▶ _Stored data_
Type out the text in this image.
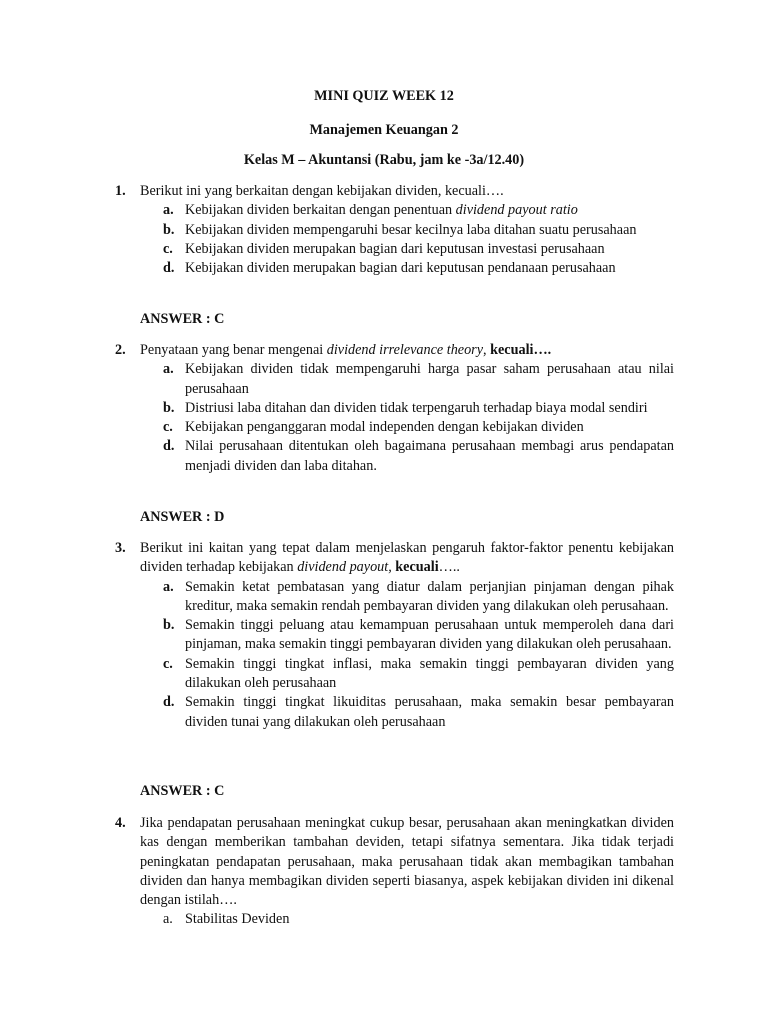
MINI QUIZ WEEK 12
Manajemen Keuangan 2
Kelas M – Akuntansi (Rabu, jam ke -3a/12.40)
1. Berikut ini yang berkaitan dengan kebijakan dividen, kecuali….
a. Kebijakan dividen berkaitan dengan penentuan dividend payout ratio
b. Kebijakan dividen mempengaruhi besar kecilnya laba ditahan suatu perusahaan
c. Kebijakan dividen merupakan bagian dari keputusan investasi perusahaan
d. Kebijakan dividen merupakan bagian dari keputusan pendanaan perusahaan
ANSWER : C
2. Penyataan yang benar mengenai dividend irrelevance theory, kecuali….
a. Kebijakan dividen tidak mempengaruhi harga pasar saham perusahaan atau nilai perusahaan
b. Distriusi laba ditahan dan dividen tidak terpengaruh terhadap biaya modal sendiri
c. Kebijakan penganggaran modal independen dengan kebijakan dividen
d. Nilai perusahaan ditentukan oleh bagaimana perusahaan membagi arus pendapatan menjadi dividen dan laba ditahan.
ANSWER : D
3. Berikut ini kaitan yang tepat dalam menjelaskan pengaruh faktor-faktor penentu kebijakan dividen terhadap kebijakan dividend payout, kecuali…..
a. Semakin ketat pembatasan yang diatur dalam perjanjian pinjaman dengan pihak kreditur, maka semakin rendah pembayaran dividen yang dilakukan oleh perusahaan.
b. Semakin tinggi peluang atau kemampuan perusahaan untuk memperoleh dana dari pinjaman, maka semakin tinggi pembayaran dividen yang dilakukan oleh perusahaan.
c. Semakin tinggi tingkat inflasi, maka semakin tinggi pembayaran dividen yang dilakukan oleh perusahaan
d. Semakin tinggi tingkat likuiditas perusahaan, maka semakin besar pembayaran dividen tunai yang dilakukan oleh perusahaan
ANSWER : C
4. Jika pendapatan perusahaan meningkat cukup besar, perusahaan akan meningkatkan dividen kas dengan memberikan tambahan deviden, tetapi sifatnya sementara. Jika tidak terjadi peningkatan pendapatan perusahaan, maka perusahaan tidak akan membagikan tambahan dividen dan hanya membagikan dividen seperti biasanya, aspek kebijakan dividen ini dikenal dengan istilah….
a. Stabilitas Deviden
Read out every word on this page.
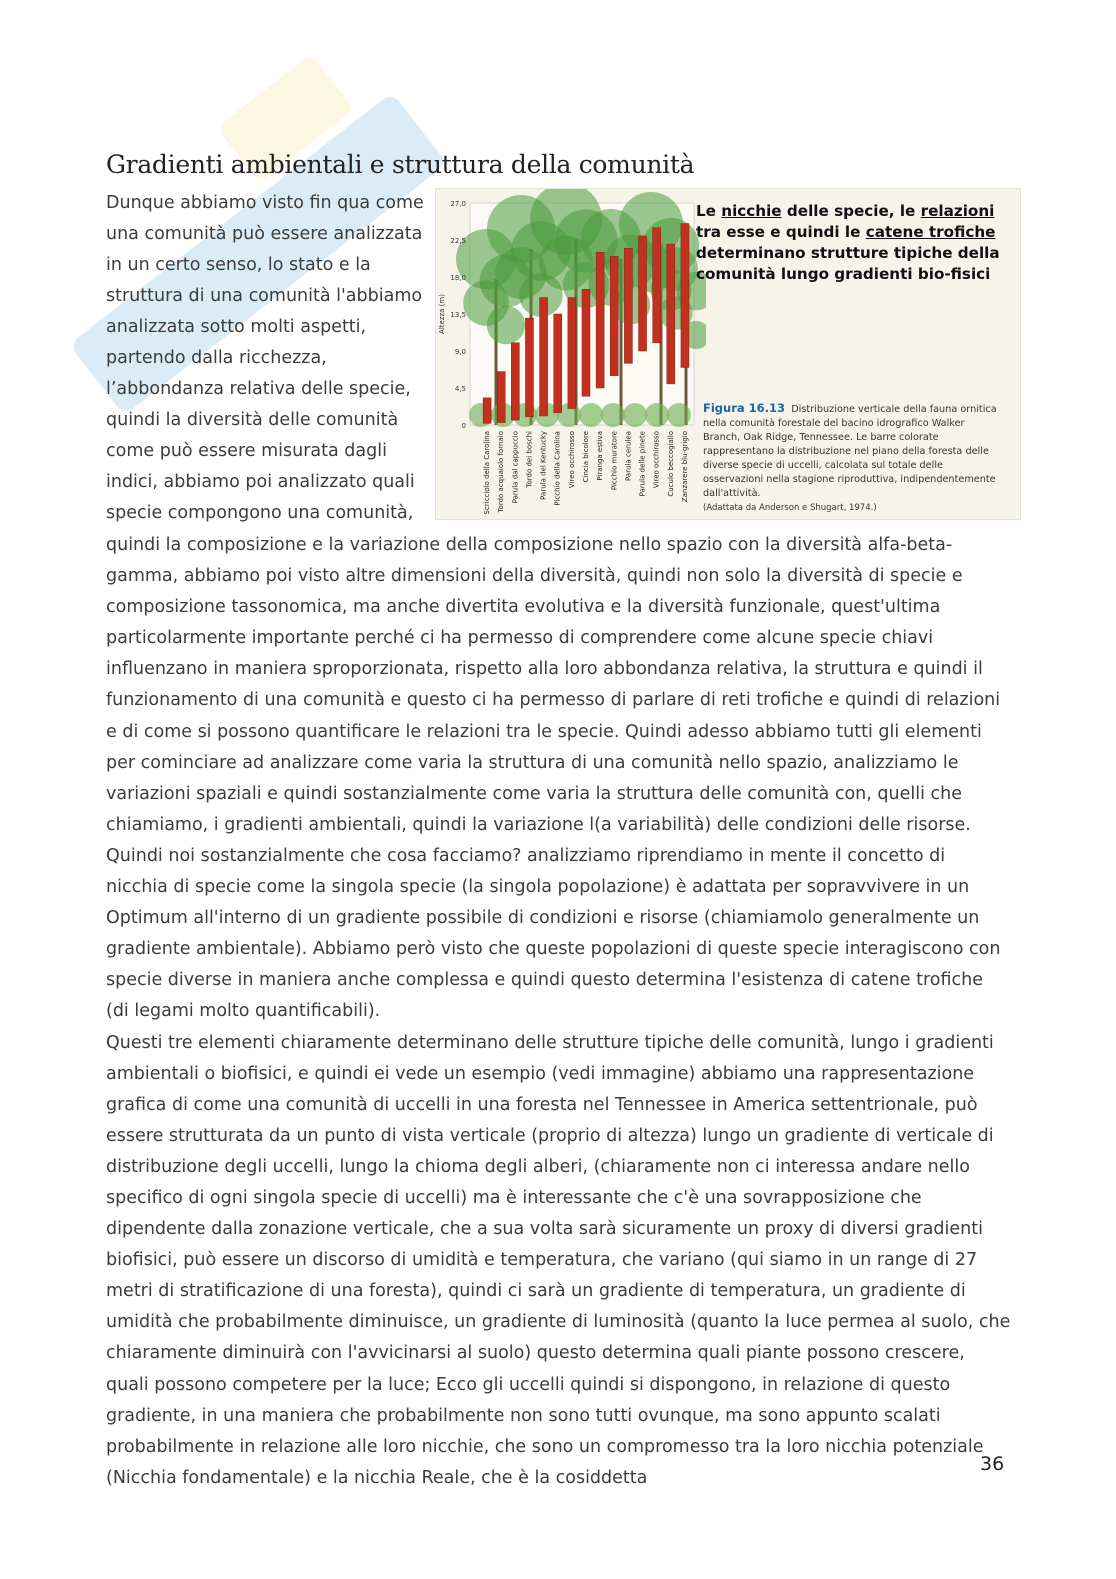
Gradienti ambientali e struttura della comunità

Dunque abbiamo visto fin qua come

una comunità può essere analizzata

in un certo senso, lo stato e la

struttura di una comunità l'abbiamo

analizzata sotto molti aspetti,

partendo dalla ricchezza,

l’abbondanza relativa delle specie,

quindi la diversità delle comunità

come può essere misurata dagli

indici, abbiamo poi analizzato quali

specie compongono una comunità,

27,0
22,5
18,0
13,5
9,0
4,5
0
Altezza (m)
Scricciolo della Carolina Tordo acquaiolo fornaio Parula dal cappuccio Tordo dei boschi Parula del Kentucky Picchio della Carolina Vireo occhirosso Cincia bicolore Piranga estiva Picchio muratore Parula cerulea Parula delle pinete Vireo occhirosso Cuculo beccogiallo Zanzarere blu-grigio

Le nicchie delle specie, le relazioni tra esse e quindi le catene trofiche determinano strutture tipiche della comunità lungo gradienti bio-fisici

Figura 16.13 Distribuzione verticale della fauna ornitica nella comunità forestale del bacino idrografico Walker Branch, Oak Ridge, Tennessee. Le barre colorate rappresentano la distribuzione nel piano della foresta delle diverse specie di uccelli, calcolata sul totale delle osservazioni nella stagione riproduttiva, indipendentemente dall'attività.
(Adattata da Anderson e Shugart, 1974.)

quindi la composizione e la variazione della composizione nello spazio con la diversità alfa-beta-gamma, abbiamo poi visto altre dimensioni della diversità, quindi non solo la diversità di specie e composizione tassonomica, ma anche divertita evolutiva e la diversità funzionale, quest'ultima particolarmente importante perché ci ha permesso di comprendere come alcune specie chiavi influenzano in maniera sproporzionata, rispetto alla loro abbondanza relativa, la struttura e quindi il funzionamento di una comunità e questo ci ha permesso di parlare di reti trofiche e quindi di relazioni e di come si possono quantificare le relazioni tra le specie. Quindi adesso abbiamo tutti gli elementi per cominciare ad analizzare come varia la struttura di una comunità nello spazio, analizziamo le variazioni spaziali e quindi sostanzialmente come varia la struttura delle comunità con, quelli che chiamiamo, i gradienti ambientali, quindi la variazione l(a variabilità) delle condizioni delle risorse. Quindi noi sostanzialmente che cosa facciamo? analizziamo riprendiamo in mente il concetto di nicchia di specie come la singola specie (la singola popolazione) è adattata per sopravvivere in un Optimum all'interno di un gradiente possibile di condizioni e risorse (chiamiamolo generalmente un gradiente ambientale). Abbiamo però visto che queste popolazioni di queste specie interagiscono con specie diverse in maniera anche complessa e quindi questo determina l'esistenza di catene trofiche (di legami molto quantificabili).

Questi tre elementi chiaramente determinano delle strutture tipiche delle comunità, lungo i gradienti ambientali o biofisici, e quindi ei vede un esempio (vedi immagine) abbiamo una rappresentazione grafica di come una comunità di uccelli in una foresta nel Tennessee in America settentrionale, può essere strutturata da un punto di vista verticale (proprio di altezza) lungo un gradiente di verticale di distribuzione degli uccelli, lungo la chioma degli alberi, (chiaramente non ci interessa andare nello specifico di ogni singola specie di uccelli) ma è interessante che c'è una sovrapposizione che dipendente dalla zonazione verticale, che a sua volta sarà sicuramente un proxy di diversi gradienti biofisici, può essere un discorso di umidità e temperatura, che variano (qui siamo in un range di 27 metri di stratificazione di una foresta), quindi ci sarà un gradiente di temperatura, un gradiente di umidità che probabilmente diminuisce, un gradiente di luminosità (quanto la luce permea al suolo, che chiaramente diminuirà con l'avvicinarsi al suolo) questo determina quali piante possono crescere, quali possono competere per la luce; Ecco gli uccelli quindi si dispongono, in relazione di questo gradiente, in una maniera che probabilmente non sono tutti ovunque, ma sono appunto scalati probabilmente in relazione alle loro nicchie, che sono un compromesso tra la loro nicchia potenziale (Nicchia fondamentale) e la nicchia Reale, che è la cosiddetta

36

* * *

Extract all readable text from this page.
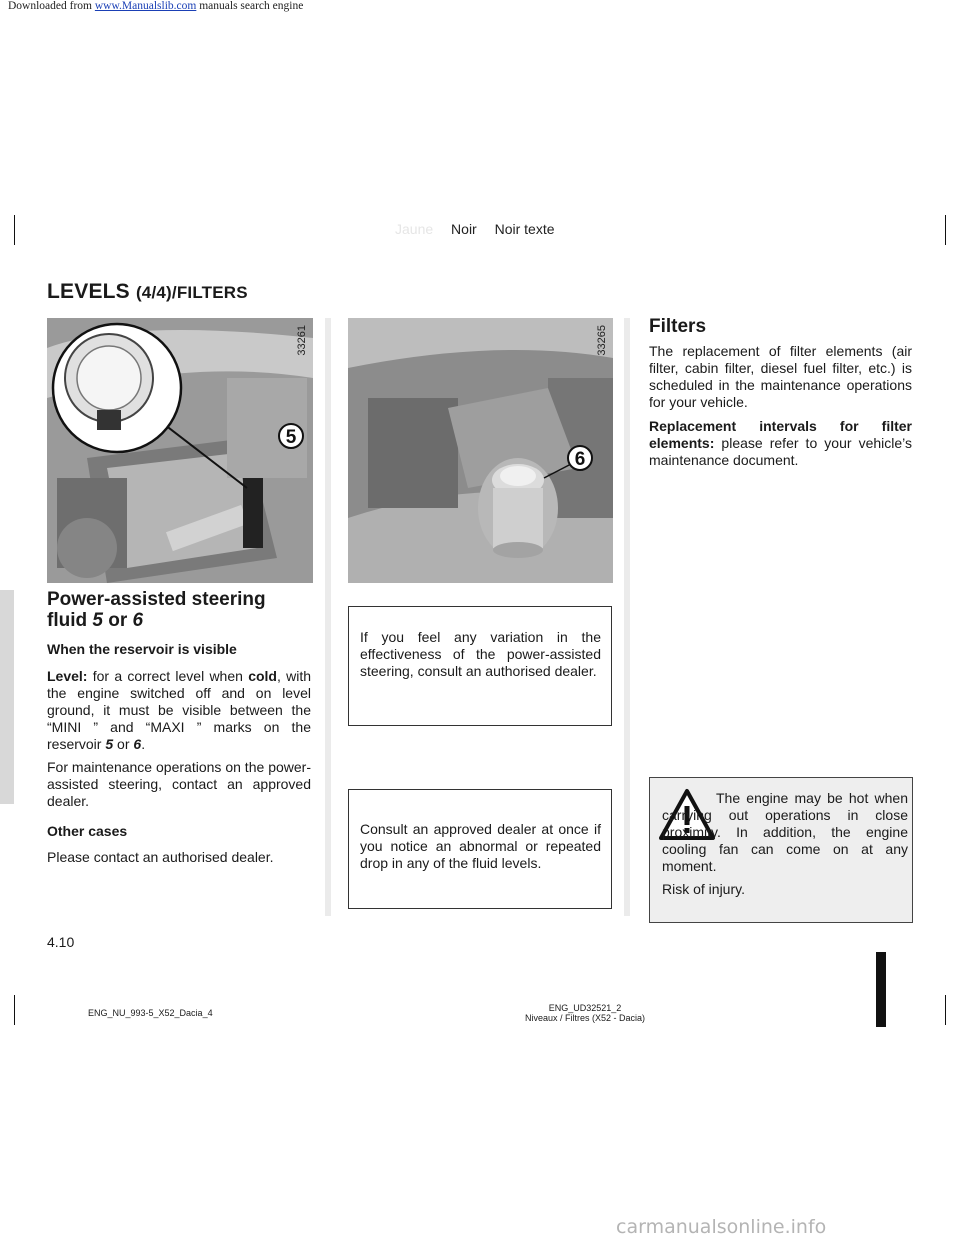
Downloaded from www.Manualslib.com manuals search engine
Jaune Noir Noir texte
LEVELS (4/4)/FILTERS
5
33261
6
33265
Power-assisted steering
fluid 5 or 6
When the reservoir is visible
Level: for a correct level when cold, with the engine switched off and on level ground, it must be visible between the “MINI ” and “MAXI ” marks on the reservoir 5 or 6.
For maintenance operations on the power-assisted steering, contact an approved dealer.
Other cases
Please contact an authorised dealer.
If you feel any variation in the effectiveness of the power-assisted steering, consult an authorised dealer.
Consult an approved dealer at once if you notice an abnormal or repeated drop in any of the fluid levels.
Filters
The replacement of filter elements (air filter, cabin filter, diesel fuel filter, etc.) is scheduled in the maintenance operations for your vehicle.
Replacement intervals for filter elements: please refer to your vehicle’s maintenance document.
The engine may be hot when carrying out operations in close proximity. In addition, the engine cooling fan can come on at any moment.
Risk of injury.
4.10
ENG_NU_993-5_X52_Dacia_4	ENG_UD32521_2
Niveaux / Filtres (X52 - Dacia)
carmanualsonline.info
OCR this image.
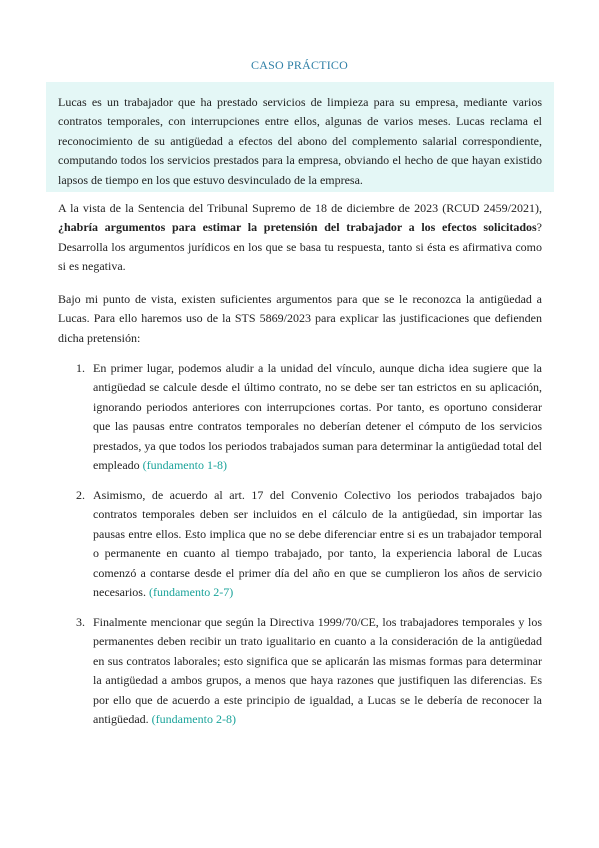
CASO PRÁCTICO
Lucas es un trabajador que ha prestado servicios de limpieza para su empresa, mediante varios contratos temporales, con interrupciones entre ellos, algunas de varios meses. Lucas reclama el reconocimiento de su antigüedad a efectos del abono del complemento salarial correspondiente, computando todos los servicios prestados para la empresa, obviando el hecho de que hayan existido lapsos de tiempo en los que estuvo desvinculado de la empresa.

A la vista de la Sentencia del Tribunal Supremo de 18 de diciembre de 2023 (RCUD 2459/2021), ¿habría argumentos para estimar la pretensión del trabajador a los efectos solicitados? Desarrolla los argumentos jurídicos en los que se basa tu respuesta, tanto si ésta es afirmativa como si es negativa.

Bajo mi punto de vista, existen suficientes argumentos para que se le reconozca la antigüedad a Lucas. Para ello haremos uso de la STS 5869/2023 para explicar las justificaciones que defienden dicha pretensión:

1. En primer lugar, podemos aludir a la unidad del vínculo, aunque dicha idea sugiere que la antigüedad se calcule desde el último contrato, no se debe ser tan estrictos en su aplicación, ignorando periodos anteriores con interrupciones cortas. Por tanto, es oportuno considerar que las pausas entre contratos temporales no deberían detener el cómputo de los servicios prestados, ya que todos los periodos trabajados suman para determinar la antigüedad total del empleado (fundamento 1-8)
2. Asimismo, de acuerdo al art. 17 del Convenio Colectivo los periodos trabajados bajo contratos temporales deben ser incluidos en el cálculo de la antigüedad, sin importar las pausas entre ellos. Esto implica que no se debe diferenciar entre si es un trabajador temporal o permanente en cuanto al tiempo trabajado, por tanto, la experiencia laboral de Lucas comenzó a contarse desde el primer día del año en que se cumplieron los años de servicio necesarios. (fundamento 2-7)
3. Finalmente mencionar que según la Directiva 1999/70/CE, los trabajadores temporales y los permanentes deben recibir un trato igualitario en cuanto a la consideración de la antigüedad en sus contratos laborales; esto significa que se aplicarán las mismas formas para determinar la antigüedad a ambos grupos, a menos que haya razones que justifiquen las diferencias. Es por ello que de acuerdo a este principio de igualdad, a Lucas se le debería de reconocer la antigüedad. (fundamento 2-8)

▶ _Given exercise_
Spot every line that holds "ditahan" and copy it.

▶ _Complete response_
b. Kebijakan dividen mempengaruhi besar kecilnya laba ditahan suatu perusahaan
b. Distriusi laba ditahan dan dividen tidak terpengaruh terhadap biaya modal sendiri
d. Nilai perusahaan ditentukan oleh bagaimana perusahaan membagi arus pendapatan menjadi dividen dan laba ditahan.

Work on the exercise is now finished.